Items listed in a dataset
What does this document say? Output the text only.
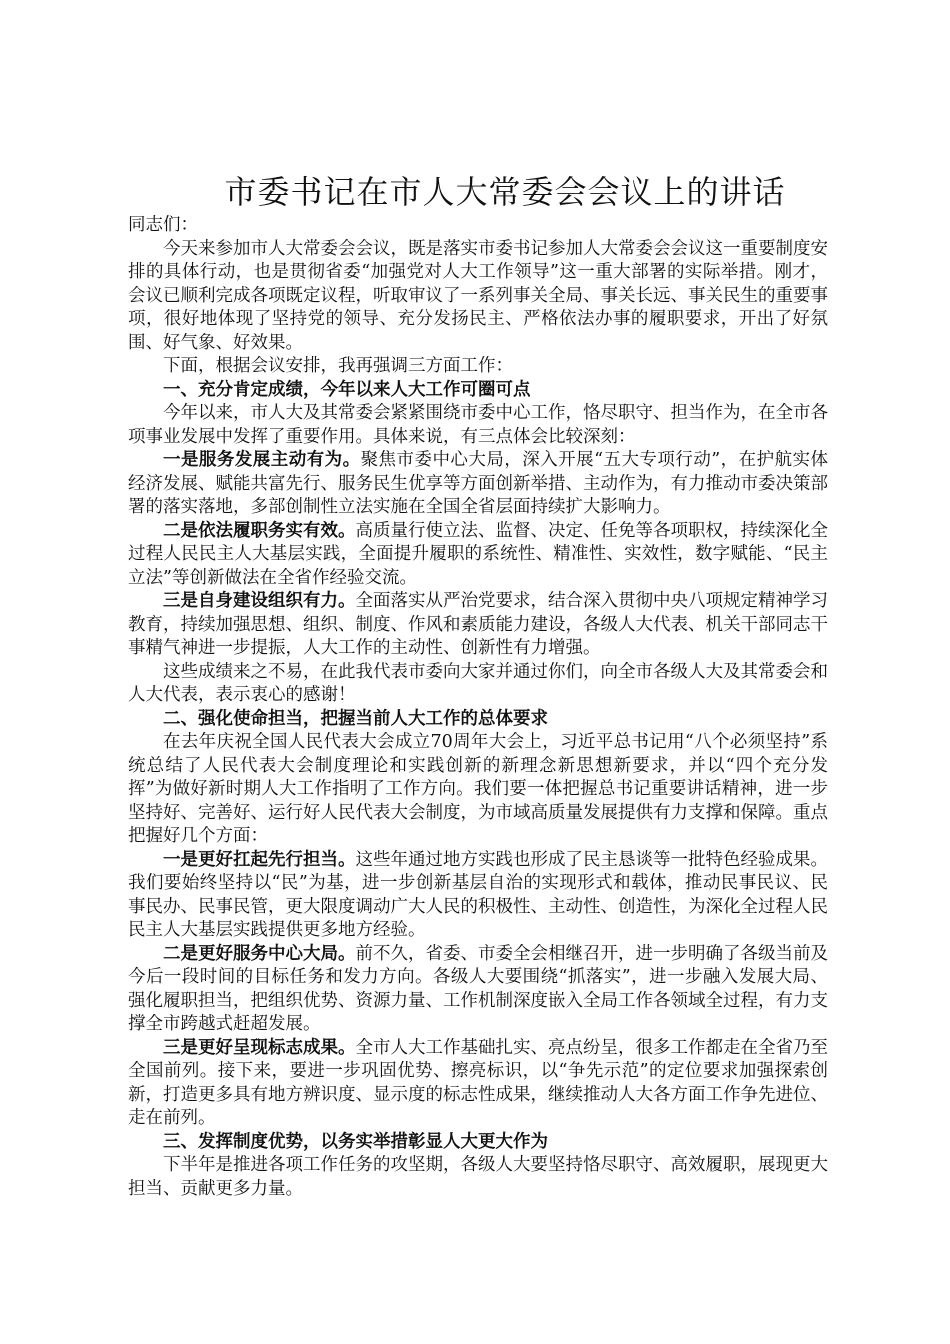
市委书记在市人大常委会会议上的讲话

同志们：

今天来参加市人大常委会会议，既是落实市委书记参加人大常委会会议这一重要制度安排的具体行动，也是贯彻省委“加强党对人大工作领导”这一重大部署的实际举措。刚才，会议已顺利完成各项既定议程，听取审议了一系列事关全局、事关长远、事关民生的重要事项，很好地体现了坚持党的领导、充分发扬民主、严格依法办事的履职要求，开出了好氛围、好气象、好效果。

下面，根据会议安排，我再强调三方面工作：

一、充分肯定成绩，今年以来人大工作可圈可点

今年以来，市人大及其常委会紧紧围绕市委中心工作，恪尽职守、担当作为，在全市各项事业发展中发挥了重要作用。具体来说，有三点体会比较深刻：

一是服务发展主动有为。聚焦市委中心大局，深入开展“五大专项行动”，在护航实体经济发展、赋能共富先行、服务民生优享等方面创新举措、主动作为，有力推动市委决策部署的落实落地，多部创制性立法实施在全国全省层面持续扩大影响力。

二是依法履职务实有效。高质量行使立法、监督、决定、任免等各项职权，持续深化全过程人民民主人大基层实践，全面提升履职的系统性、精准性、实效性，数字赋能、“民主立法”等创新做法在全省作经验交流。

三是自身建设组织有力。全面落实从严治党要求，结合深入贯彻中央八项规定精神学习教育，持续加强思想、组织、制度、作风和素质能力建设，各级人大代表、机关干部同志干事精气神进一步提振，人大工作的主动性、创新性有力增强。

这些成绩来之不易，在此我代表市委向大家并通过你们，向全市各级人大及其常委会和人大代表，表示衷心的感谢！

二、强化使命担当，把握当前人大工作的总体要求

在去年庆祝全国人民代表大会成立70周年大会上，习近平总书记用“八个必须坚持”系统总结了人民代表大会制度理论和实践创新的新理念新思想新要求，并以“四个充分发挥”为做好新时期人大工作指明了工作方向。我们要一体把握总书记重要讲话精神，进一步坚持好、完善好、运行好人民代表大会制度，为市域高质量发展提供有力支撑和保障。重点把握好几个方面：

一是更好扛起先行担当。这些年通过地方实践也形成了民主恳谈等一批特色经验成果。我们要始终坚持以“民”为基，进一步创新基层自治的实现形式和载体，推动民事民议、民事民办、民事民管，更大限度调动广大人民的积极性、主动性、创造性，为深化全过程人民民主人大基层实践提供更多地方经验。

二是更好服务中心大局。前不久，省委、市委全会相继召开，进一步明确了各级当前及今后一段时间的目标任务和发力方向。各级人大要围绕“抓落实”，进一步融入发展大局、强化履职担当，把组织优势、资源力量、工作机制深度嵌入全局工作各领域全过程，有力支撑全市跨越式赶超发展。

三是更好呈现标志成果。全市人大工作基础扎实、亮点纷呈，很多工作都走在全省乃至全国前列。接下来，要进一步巩固优势、擦亮标识，以“争先示范”的定位要求加强探索创新，打造更多具有地方辨识度、显示度的标志性成果，继续推动人大各方面工作争先进位、走在前列。

三、发挥制度优势，以务实举措彰显人大更大作为

下半年是推进各项工作任务的攻坚期，各级人大要坚持恪尽职守、高效履职，展现更大担当、贡献更多力量。
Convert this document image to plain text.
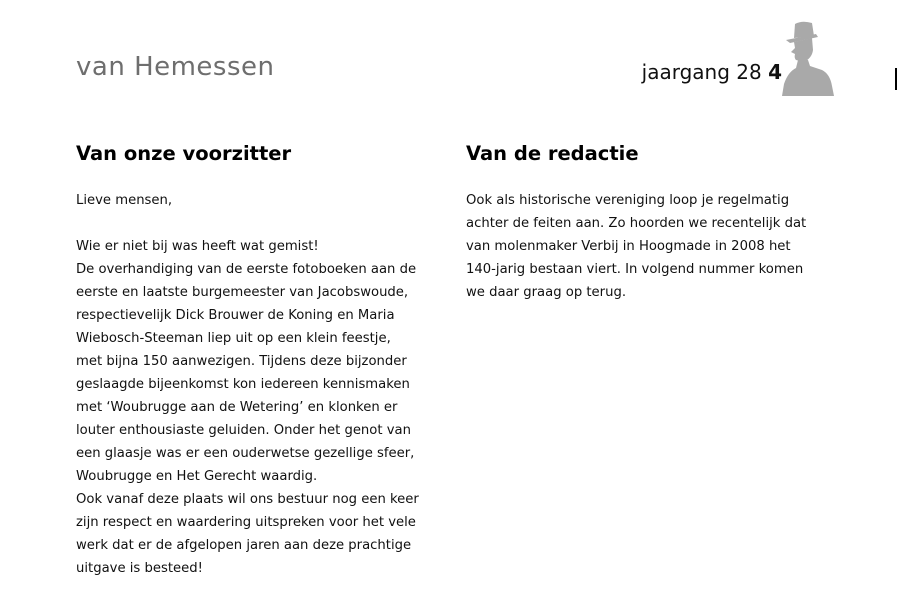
van Hemessen	jaargang 28 4
Van onze voorzitter
Lieve mensen,
Wie er niet bij was heeft wat gemist!
De overhandiging van de eerste fotoboeken aan de
eerste en laatste burgemeester van Jacobswoude,
respectievelijk Dick Brouwer de Koning en Maria
Wiebosch-Steeman liep uit op een klein feestje,
met bijna 150 aanwezigen. Tijdens deze bijzonder
geslaagde bijeenkomst kon iedereen kennismaken
met ‘Woubrugge aan de Wetering’ en klonken er
louter enthousiaste geluiden. Onder het genot van
een glaasje was er een ouderwetse gezellige sfeer,
Woubrugge en Het Gerecht waardig.
Ook vanaf deze plaats wil ons bestuur nog een keer
zijn respect en waardering uitspreken voor het vele
werk dat er de afgelopen jaren aan deze prachtige
uitgave is besteed!
Van de redactie
Ook als historische vereniging loop je regelmatig
achter de feiten aan. Zo hoorden we recentelijk dat
van molenmaker Verbij in Hoogmade in 2008 het
140-jarig bestaan viert. In volgend nummer komen
we daar graag op terug.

TASK DETAILS - Leave out all images, then reproduce the entries above exactly.

REPLY TO THE TASK -
What does this document say? Output the text only.
市委书记在市人大常委会会议上的讲话

同志们：

今天来参加市人大常委会会议，既是落实市委书记参加人大常委会会议这一重要制度安排的具体行动，也是贯彻省委“加强党对人大工作领导”这一重大部署的实际举措。刚才，会议已顺利完成各项既定议程，听取审议了一系列事关全局、事关长远、事关民生的重要事项，很好地体现了坚持党的领导、充分发扬民主、严格依法办事的履职要求，开出了好氛围、好气象、好效果。

下面，根据会议安排，我再强调三方面工作：

一、充分肯定成绩，今年以来人大工作可圈可点

今年以来，市人大及其常委会紧紧围绕市委中心工作，恪尽职守、担当作为，在全市各项事业发展中发挥了重要作用。具体来说，有三点体会比较深刻：

一是服务发展主动有为。聚焦市委中心大局，深入开展“五大专项行动”，在护航实体经济发展、赋能共富先行、服务民生优享等方面创新举措、主动作为，有力推动市委决策部署的落实落地，多部创制性立法实施在全国全省层面持续扩大影响力。

二是依法履职务实有效。高质量行使立法、监督、决定、任免等各项职权，持续深化全过程人民民主人大基层实践，全面提升履职的系统性、精准性、实效性，数字赋能、“民主立法”等创新做法在全省作经验交流。

三是自身建设组织有力。全面落实从严治党要求，结合深入贯彻中央八项规定精神学习教育，持续加强思想、组织、制度、作风和素质能力建设，各级人大代表、机关干部同志干事精气神进一步提振，人大工作的主动性、创新性有力增强。

这些成绩来之不易，在此我代表市委向大家并通过你们，向全市各级人大及其常委会和人大代表，表示衷心的感谢！

二、强化使命担当，把握当前人大工作的总体要求

在去年庆祝全国人民代表大会成立70周年大会上，习近平总书记用“八个必须坚持”系统总结了人民代表大会制度理论和实践创新的新理念新思想新要求，并以“四个充分发挥”为做好新时期人大工作指明了工作方向。我们要一体把握总书记重要讲话精神，进一步坚持好、完善好、运行好人民代表大会制度，为市域高质量发展提供有力支撑和保障。重点把握好几个方面：

一是更好扛起先行担当。这些年通过地方实践也形成了民主恳谈等一批特色经验成果。我们要始终坚持以“民”为基，进一步创新基层自治的实现形式和载体，推动民事民议、民事民办、民事民管，更大限度调动广大人民的积极性、主动性、创造性，为深化全过程人民民主人大基层实践提供更多地方经验。

二是更好服务中心大局。前不久，省委、市委全会相继召开，进一步明确了各级当前及今后一段时间的目标任务和发力方向。各级人大要围绕“抓落实”，进一步融入发展大局、强化履职担当，把组织优势、资源力量、工作机制深度嵌入全局工作各领域全过程，有力支撑全市跨越式赶超发展。

三是更好呈现标志成果。全市人大工作基础扎实、亮点纷呈，很多工作都走在全省乃至全国前列。接下来，要进一步巩固优势、擦亮标识，以“争先示范”的定位要求加强探索创新，打造更多具有地方辨识度、显示度的标志性成果，继续推动人大各方面工作争先进位、走在前列。

三、发挥制度优势，以务实举措彰显人大更大作为

下半年是推进各项工作任务的攻坚期，各级人大要坚持恪尽职守、高效履职，展现更大担当、贡献更多力量。
Convert this document image to plain text.
van Hemessen	jaargang 28 4
Van onze voorzitter
Lieve mensen,
Wie er niet bij was heeft wat gemist!
De overhandiging van de eerste fotoboeken aan de
eerste en laatste burgemeester van Jacobswoude,
respectievelijk Dick Brouwer de Koning en Maria
Wiebosch-Steeman liep uit op een klein feestje,
met bijna 150 aanwezigen. Tijdens deze bijzonder
geslaagde bijeenkomst kon iedereen kennismaken
met ‘Woubrugge aan de Wetering’ en klonken er
louter enthousiaste geluiden. Onder het genot van
een glaasje was er een ouderwetse gezellige sfeer,
Woubrugge en Het Gerecht waardig.
Ook vanaf deze plaats wil ons bestuur nog een keer
zijn respect en waardering uitspreken voor het vele
werk dat er de afgelopen jaren aan deze prachtige
uitgave is besteed!
Van de redactie
Ook als historische vereniging loop je regelmatig
achter de feiten aan. Zo hoorden we recentelijk dat
van molenmaker Verbij in Hoogmade in 2008 het
140-jarig bestaan viert. In volgend nummer komen
we daar graag op terug.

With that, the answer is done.